--- begin Records provided ---
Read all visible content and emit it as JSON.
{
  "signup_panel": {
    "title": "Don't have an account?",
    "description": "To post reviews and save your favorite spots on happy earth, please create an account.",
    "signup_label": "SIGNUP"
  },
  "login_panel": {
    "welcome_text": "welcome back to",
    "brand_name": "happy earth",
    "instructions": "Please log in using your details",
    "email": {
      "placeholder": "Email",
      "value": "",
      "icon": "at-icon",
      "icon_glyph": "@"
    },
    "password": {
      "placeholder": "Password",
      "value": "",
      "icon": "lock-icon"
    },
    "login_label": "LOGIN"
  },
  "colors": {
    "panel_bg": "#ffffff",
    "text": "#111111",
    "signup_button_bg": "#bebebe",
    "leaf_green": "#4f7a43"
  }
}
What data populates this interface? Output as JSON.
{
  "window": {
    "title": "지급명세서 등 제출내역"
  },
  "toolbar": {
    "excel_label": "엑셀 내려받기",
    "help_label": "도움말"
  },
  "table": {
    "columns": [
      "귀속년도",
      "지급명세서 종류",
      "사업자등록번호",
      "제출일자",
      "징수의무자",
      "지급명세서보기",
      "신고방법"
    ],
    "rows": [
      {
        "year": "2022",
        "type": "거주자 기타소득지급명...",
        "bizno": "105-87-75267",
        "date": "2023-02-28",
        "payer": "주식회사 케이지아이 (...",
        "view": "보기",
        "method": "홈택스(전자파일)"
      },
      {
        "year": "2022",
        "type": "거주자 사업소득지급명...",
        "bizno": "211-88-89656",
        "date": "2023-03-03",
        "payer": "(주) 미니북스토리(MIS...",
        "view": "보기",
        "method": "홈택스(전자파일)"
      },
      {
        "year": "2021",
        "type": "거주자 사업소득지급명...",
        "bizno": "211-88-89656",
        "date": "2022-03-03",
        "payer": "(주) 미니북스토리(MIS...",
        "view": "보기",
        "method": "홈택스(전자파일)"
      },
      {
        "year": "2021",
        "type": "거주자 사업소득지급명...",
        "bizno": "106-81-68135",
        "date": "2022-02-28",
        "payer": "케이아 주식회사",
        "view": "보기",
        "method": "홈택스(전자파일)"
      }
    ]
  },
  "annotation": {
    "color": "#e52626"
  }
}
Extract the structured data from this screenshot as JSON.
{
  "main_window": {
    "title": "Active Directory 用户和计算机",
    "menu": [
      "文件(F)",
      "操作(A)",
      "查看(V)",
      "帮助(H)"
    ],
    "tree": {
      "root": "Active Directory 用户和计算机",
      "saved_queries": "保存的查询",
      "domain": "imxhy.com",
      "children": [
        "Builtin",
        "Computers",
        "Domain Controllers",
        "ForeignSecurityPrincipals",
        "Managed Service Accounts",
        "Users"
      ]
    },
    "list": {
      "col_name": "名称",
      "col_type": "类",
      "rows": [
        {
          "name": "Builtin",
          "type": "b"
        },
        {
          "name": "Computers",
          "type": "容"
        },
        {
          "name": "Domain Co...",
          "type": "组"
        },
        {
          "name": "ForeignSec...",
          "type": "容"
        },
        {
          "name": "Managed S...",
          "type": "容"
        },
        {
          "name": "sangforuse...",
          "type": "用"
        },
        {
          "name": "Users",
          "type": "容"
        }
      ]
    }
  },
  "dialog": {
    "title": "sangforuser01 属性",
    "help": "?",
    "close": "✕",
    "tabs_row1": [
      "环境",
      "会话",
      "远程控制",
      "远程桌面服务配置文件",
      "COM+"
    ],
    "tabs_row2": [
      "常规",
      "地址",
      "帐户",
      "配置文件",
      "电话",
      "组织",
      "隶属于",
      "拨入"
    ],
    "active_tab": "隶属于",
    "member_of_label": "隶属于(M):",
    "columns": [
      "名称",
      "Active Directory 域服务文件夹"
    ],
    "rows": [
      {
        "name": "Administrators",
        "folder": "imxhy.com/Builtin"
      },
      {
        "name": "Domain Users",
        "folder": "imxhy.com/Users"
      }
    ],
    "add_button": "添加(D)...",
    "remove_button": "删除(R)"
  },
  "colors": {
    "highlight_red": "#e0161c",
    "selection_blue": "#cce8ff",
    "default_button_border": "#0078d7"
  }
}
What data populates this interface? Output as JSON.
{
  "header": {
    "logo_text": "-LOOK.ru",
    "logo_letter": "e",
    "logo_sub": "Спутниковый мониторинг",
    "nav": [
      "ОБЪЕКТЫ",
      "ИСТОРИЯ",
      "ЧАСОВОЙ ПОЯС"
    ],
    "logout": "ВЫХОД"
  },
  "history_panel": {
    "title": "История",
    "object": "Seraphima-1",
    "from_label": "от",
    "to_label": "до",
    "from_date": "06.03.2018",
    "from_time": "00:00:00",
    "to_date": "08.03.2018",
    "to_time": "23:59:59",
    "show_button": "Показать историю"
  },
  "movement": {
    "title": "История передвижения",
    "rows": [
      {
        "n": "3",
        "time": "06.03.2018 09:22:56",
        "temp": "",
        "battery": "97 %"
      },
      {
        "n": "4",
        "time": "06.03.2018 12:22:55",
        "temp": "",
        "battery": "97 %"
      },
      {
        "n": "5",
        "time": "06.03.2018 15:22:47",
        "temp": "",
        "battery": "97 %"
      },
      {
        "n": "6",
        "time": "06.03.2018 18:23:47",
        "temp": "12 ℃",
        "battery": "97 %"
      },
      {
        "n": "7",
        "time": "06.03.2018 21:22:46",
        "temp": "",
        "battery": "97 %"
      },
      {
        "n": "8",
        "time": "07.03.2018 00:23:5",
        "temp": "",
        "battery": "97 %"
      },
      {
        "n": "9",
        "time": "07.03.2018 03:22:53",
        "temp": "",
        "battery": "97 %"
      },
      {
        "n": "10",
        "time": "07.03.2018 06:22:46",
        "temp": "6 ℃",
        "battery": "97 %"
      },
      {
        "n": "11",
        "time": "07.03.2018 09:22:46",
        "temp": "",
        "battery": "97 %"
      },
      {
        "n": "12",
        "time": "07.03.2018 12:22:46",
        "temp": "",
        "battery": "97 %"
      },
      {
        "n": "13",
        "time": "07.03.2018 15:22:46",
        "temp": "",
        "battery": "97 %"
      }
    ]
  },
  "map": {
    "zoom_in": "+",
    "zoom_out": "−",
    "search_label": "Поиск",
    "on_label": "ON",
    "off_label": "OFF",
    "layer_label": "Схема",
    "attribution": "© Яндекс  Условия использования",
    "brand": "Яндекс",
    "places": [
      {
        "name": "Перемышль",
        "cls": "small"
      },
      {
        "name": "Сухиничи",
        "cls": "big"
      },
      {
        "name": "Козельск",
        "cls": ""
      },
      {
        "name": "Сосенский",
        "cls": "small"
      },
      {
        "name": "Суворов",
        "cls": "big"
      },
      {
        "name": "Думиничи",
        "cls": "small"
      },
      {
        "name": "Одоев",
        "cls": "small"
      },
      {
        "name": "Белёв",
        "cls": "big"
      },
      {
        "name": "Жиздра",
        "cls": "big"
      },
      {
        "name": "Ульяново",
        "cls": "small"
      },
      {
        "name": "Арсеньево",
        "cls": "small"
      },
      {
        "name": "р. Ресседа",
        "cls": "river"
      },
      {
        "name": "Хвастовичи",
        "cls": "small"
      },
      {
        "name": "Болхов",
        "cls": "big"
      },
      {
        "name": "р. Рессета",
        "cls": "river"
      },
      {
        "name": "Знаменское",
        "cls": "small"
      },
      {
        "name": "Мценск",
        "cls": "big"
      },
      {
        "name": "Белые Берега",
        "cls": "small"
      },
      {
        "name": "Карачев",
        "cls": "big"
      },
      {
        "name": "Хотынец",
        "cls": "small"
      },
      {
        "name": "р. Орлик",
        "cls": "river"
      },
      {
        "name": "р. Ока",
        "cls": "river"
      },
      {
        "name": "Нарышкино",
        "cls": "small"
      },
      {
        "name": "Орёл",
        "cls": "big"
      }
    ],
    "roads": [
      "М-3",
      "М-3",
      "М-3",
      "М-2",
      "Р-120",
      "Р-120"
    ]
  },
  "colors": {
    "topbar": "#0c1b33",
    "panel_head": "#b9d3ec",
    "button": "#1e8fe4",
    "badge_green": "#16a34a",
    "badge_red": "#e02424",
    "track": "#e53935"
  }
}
--- end Records provided ---
**Exercise**
Your answer should be a single number: how many lines in the data above include "Managed"?

**Task result**
2